What is expected> Return each line of the listing that contains the string "学科教学".

┄┄┄┄┄┄

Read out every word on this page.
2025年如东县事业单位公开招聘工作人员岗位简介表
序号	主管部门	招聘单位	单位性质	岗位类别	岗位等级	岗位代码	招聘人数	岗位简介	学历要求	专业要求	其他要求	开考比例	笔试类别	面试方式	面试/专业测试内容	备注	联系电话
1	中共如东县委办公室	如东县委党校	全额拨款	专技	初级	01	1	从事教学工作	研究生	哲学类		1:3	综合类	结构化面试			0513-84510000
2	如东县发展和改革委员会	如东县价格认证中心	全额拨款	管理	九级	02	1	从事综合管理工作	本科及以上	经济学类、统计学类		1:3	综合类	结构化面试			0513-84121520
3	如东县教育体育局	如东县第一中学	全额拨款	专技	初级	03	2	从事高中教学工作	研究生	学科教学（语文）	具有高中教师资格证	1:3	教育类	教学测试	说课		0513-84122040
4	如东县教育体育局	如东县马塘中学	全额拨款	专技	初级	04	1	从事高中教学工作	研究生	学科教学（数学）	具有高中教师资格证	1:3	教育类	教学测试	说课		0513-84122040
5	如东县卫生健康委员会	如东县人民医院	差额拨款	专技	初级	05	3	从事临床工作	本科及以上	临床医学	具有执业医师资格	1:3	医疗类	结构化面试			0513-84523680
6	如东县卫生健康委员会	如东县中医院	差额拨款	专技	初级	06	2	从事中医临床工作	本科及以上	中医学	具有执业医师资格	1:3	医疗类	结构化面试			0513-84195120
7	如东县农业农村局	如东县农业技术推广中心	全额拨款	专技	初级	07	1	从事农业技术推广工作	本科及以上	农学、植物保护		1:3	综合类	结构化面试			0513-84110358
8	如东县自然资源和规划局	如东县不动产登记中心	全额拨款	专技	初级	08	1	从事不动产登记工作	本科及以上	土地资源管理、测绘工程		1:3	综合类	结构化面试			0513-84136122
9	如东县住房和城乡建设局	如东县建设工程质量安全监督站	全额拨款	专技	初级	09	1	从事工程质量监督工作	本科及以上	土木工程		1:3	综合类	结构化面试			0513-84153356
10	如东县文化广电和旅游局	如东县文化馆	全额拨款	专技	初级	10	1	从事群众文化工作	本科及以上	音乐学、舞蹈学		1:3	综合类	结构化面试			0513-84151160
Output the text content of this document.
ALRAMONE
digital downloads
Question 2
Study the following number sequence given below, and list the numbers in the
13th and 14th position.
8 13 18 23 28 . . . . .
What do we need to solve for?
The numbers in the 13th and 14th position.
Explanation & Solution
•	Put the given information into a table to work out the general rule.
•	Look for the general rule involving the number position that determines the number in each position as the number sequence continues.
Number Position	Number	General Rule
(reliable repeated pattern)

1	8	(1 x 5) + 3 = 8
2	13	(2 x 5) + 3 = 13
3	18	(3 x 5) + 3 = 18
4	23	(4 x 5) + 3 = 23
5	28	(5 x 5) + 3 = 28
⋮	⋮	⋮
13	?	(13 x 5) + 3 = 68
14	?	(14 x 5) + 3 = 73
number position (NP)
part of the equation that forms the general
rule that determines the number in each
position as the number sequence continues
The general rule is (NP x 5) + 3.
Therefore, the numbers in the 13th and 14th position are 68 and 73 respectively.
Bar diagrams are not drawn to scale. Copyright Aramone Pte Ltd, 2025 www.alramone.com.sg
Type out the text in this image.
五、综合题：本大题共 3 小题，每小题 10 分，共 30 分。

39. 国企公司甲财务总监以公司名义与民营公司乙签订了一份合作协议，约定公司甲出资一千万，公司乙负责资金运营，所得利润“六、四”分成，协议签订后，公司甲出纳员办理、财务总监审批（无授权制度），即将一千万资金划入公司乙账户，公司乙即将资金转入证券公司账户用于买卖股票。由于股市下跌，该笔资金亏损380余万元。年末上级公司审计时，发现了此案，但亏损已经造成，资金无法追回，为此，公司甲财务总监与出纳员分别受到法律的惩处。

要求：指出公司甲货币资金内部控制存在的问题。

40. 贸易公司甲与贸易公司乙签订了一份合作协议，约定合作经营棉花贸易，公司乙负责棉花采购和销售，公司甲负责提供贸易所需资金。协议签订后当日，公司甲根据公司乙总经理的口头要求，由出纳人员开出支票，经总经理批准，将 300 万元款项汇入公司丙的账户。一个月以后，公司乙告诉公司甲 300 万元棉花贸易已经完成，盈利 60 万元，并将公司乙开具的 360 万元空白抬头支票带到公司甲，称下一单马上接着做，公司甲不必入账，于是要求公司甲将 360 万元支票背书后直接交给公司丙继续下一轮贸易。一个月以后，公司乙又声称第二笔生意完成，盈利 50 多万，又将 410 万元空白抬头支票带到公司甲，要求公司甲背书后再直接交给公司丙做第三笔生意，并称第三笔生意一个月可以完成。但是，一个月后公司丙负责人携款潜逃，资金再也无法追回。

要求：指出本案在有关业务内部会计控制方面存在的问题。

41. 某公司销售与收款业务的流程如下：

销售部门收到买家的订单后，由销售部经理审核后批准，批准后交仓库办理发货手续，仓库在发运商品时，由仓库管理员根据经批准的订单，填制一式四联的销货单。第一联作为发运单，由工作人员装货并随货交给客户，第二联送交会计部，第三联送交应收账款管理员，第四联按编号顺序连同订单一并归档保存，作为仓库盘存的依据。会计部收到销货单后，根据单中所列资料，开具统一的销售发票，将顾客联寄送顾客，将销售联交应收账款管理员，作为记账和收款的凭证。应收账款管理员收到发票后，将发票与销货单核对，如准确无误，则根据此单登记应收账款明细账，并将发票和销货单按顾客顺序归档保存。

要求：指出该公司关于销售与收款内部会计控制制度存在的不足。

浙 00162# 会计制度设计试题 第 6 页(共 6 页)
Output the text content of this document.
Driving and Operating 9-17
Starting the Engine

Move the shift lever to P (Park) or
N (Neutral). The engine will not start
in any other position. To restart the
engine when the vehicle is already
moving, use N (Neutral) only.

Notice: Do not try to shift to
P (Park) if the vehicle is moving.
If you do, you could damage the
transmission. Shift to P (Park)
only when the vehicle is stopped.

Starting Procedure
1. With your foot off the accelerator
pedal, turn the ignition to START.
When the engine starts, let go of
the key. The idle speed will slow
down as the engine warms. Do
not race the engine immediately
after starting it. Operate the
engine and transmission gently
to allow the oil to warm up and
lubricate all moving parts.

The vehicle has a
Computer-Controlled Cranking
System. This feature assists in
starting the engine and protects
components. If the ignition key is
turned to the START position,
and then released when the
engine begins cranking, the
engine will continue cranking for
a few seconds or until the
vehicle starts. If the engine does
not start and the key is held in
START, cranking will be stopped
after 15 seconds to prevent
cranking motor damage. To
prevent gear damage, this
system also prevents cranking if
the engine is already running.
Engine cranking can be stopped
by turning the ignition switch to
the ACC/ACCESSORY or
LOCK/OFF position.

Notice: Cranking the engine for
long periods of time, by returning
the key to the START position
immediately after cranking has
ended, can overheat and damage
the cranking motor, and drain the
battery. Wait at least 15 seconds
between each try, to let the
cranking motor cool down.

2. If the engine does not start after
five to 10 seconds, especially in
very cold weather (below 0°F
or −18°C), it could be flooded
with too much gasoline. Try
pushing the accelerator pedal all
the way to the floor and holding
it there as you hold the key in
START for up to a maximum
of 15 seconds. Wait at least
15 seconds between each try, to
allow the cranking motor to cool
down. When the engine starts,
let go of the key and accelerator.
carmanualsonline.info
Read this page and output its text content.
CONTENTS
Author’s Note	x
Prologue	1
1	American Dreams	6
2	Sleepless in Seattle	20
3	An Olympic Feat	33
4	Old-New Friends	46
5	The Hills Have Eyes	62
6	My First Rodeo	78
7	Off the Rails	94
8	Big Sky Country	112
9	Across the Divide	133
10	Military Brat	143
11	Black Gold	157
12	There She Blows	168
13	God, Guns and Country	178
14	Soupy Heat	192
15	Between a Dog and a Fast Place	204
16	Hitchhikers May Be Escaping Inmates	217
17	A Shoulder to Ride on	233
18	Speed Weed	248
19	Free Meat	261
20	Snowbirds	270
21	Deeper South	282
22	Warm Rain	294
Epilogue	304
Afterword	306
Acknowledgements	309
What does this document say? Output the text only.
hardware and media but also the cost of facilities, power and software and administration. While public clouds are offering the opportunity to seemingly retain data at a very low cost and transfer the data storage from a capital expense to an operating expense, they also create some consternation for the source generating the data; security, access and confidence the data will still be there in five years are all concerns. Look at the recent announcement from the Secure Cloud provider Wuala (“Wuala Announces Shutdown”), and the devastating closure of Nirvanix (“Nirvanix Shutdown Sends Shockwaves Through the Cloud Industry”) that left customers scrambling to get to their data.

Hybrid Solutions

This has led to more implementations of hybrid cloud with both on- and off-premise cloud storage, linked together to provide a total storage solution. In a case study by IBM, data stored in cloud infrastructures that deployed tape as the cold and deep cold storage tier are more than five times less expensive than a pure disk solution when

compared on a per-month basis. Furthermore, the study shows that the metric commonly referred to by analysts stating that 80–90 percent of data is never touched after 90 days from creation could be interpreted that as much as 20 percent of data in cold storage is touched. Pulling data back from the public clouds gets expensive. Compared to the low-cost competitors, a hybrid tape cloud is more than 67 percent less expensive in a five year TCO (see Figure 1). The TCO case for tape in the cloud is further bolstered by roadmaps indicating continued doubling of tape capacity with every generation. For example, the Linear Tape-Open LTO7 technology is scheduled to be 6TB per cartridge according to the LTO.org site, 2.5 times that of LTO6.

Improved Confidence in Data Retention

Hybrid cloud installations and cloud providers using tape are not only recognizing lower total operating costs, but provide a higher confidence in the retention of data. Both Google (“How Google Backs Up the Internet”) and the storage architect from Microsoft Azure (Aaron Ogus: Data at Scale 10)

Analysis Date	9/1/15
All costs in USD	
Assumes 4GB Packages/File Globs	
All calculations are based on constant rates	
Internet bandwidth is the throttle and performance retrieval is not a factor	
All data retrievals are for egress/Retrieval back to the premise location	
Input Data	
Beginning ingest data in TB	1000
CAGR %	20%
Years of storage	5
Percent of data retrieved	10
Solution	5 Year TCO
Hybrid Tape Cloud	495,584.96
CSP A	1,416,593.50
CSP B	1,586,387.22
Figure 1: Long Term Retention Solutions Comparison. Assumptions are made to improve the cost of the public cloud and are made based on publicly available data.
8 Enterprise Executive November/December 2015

┄┄┄┄┄┄

Answer to this problem>
3	如东县教育体育局	如东县第一中学	全额拨款	专技	初级	03	2	从事高中教学工作	研究生	学科教学（语文）	具有高中教师资格证	1:3	教育类	教学测试	说课		0513-84122040
4	如东县教育体育局	如东县马塘中学	全额拨款	专技	初级	04	1	从事高中教学工作	研究生	学科教学（数学）	具有高中教师资格证	1:3	教育类	教学测试	说课		0513-84122040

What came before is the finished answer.